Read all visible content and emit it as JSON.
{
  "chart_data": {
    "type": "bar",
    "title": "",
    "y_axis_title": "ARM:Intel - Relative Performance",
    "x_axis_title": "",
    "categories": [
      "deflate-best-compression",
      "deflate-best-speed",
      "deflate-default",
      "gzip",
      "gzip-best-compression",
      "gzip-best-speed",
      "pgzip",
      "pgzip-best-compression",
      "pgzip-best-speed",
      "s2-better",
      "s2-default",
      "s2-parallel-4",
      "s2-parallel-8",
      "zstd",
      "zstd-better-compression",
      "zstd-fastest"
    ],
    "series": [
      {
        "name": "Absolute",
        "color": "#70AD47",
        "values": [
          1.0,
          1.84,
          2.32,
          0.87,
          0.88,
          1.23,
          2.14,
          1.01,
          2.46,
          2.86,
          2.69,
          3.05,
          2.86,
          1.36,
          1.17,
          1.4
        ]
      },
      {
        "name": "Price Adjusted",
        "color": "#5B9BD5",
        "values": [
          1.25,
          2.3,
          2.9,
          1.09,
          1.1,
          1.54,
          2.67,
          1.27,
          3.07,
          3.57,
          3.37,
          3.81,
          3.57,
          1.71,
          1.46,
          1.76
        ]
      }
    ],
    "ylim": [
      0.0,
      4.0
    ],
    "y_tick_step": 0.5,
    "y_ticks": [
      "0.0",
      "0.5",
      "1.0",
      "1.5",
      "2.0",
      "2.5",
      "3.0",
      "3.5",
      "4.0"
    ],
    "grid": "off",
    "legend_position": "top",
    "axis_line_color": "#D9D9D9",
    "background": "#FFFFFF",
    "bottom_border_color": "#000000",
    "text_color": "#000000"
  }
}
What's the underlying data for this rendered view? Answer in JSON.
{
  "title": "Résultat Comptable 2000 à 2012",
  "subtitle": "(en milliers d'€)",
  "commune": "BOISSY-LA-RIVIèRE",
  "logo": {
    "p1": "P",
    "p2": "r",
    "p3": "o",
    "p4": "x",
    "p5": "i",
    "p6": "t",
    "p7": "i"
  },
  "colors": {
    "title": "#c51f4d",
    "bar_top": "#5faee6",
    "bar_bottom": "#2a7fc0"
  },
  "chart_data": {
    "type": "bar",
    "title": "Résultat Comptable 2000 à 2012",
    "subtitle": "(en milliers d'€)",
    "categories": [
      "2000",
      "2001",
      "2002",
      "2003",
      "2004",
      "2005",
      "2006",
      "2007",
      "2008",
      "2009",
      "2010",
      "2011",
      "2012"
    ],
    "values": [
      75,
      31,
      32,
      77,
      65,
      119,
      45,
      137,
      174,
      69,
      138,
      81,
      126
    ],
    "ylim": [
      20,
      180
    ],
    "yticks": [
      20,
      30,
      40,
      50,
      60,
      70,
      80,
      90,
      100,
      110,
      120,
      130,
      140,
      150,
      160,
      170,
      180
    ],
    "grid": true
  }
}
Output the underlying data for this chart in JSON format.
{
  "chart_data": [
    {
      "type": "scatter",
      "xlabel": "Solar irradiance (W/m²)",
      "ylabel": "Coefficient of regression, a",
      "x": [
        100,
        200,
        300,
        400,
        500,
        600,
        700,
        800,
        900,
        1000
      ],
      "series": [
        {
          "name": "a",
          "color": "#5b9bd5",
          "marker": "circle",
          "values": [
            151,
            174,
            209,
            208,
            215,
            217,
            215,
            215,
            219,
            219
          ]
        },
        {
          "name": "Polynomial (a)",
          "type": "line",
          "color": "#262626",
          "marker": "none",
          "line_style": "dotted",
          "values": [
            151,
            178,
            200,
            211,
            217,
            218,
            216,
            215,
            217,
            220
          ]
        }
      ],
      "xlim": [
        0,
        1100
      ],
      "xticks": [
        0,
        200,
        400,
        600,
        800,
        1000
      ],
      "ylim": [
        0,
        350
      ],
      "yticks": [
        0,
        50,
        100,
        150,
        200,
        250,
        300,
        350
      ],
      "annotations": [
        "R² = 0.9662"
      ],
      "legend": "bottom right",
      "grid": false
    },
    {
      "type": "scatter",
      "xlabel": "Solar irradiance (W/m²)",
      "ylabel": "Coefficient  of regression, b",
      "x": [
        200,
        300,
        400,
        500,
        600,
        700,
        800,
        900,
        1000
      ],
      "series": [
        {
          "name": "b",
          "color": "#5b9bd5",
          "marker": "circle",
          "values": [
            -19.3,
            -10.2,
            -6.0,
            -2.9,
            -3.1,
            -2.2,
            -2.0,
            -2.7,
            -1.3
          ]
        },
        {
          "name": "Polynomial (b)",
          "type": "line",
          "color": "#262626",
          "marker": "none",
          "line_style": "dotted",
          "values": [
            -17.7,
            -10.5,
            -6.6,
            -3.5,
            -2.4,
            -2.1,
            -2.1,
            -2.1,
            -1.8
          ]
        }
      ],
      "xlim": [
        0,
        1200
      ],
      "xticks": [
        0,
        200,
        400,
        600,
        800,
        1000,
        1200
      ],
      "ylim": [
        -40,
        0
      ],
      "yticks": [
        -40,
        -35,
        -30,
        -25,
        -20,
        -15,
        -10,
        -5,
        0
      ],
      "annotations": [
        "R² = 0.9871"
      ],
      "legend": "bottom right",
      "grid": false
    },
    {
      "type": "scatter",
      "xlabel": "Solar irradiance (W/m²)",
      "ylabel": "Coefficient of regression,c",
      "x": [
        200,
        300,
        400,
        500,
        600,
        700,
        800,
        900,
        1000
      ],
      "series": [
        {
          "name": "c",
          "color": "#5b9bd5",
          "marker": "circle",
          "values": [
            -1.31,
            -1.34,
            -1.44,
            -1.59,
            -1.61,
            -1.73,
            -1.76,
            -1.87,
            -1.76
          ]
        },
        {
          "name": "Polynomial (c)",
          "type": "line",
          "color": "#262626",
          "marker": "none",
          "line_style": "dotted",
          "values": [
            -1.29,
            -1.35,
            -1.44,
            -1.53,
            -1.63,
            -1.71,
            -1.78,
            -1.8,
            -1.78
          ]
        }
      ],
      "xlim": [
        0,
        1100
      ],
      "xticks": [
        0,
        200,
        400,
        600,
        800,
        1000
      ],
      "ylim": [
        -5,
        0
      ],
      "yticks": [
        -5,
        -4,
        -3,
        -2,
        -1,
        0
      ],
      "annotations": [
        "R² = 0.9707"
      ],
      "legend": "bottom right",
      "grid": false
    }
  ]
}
================
— EXERCISE DIRECTIONS —
Return all of the entries exactly as they were supplied.

— CORRECT OUTPUT —
Read all visible content and emit it as JSON.
{
  "chart_data": {
    "type": "bar",
    "title": "",
    "y_axis_title": "ARM:Intel - Relative Performance",
    "x_axis_title": "",
    "categories": [
      "deflate-best-compression",
      "deflate-best-speed",
      "deflate-default",
      "gzip",
      "gzip-best-compression",
      "gzip-best-speed",
      "pgzip",
      "pgzip-best-compression",
      "pgzip-best-speed",
      "s2-better",
      "s2-default",
      "s2-parallel-4",
      "s2-parallel-8",
      "zstd",
      "zstd-better-compression",
      "zstd-fastest"
    ],
    "series": [
      {
        "name": "Absolute",
        "color": "#70AD47",
        "values": [
          1.0,
          1.84,
          2.32,
          0.87,
          0.88,
          1.23,
          2.14,
          1.01,
          2.46,
          2.86,
          2.69,
          3.05,
          2.86,
          1.36,
          1.17,
          1.4
        ]
      },
      {
        "name": "Price Adjusted",
        "color": "#5B9BD5",
        "values": [
          1.25,
          2.3,
          2.9,
          1.09,
          1.1,
          1.54,
          2.67,
          1.27,
          3.07,
          3.57,
          3.37,
          3.81,
          3.57,
          1.71,
          1.46,
          1.76
        ]
      }
    ],
    "ylim": [
      0.0,
      4.0
    ],
    "y_tick_step": 0.5,
    "y_ticks": [
      "0.0",
      "0.5",
      "1.0",
      "1.5",
      "2.0",
      "2.5",
      "3.0",
      "3.5",
      "4.0"
    ],
    "grid": "off",
    "legend_position": "top",
    "axis_line_color": "#D9D9D9",
    "background": "#FFFFFF",
    "bottom_border_color": "#000000",
    "text_color": "#000000"
  }
}
What's the underlying data for this rendered view? Answer in JSON.
{
  "title": "Résultat Comptable 2000 à 2012",
  "subtitle": "(en milliers d'€)",
  "commune": "BOISSY-LA-RIVIèRE",
  "logo": {
    "p1": "P",
    "p2": "r",
    "p3": "o",
    "p4": "x",
    "p5": "i",
    "p6": "t",
    "p7": "i"
  },
  "colors": {
    "title": "#c51f4d",
    "bar_top": "#5faee6",
    "bar_bottom": "#2a7fc0"
  },
  "chart_data": {
    "type": "bar",
    "title": "Résultat Comptable 2000 à 2012",
    "subtitle": "(en milliers d'€)",
    "categories": [
      "2000",
      "2001",
      "2002",
      "2003",
      "2004",
      "2005",
      "2006",
      "2007",
      "2008",
      "2009",
      "2010",
      "2011",
      "2012"
    ],
    "values": [
      75,
      31,
      32,
      77,
      65,
      119,
      45,
      137,
      174,
      69,
      138,
      81,
      126
    ],
    "ylim": [
      20,
      180
    ],
    "yticks": [
      20,
      30,
      40,
      50,
      60,
      70,
      80,
      90,
      100,
      110,
      120,
      130,
      140,
      150,
      160,
      170,
      180
    ],
    "grid": true
  }
}
Output the underlying data for this chart in JSON format.
{
  "chart_data": [
    {
      "type": "scatter",
      "xlabel": "Solar irradiance (W/m²)",
      "ylabel": "Coefficient of regression, a",
      "x": [
        100,
        200,
        300,
        400,
        500,
        600,
        700,
        800,
        900,
        1000
      ],
      "series": [
        {
          "name": "a",
          "color": "#5b9bd5",
          "marker": "circle",
          "values": [
            151,
            174,
            209,
            208,
            215,
            217,
            215,
            215,
            219,
            219
          ]
        },
        {
          "name": "Polynomial (a)",
          "type": "line",
          "color": "#262626",
          "marker": "none",
          "line_style": "dotted",
          "values": [
            151,
            178,
            200,
            211,
            217,
            218,
            216,
            215,
            217,
            220
          ]
        }
      ],
      "xlim": [
        0,
        1100
      ],
      "xticks": [
        0,
        200,
        400,
        600,
        800,
        1000
      ],
      "ylim": [
        0,
        350
      ],
      "yticks": [
        0,
        50,
        100,
        150,
        200,
        250,
        300,
        350
      ],
      "annotations": [
        "R² = 0.9662"
      ],
      "legend": "bottom right",
      "grid": false
    },
    {
      "type": "scatter",
      "xlabel": "Solar irradiance (W/m²)",
      "ylabel": "Coefficient  of regression, b",
      "x": [
        200,
        300,
        400,
        500,
        600,
        700,
        800,
        900,
        1000
      ],
      "series": [
        {
          "name": "b",
          "color": "#5b9bd5",
          "marker": "circle",
          "values": [
            -19.3,
            -10.2,
            -6.0,
            -2.9,
            -3.1,
            -2.2,
            -2.0,
            -2.7,
            -1.3
          ]
        },
        {
          "name": "Polynomial (b)",
          "type": "line",
          "color": "#262626",
          "marker": "none",
          "line_style": "dotted",
          "values": [
            -17.7,
            -10.5,
            -6.6,
            -3.5,
            -2.4,
            -2.1,
            -2.1,
            -2.1,
            -1.8
          ]
        }
      ],
      "xlim": [
        0,
        1200
      ],
      "xticks": [
        0,
        200,
        400,
        600,
        800,
        1000,
        1200
      ],
      "ylim": [
        -40,
        0
      ],
      "yticks": [
        -40,
        -35,
        -30,
        -25,
        -20,
        -15,
        -10,
        -5,
        0
      ],
      "annotations": [
        "R² = 0.9871"
      ],
      "legend": "bottom right",
      "grid": false
    },
    {
      "type": "scatter",
      "xlabel": "Solar irradiance (W/m²)",
      "ylabel": "Coefficient of regression,c",
      "x": [
        200,
        300,
        400,
        500,
        600,
        700,
        800,
        900,
        1000
      ],
      "series": [
        {
          "name": "c",
          "color": "#5b9bd5",
          "marker": "circle",
          "values": [
            -1.31,
            -1.34,
            -1.44,
            -1.59,
            -1.61,
            -1.73,
            -1.76,
            -1.87,
            -1.76
          ]
        },
        {
          "name": "Polynomial (c)",
          "type": "line",
          "color": "#262626",
          "marker": "none",
          "line_style": "dotted",
          "values": [
            -1.29,
            -1.35,
            -1.44,
            -1.53,
            -1.63,
            -1.71,
            -1.78,
            -1.8,
            -1.78
          ]
        }
      ],
      "xlim": [
        0,
        1100
      ],
      "xticks": [
        0,
        200,
        400,
        600,
        800,
        1000
      ],
      "ylim": [
        -5,
        0
      ],
      "yticks": [
        -5,
        -4,
        -3,
        -2,
        -1,
        0
      ],
      "annotations": [
        "R² = 0.9707"
      ],
      "legend": "bottom right",
      "grid": false
    }
  ]
}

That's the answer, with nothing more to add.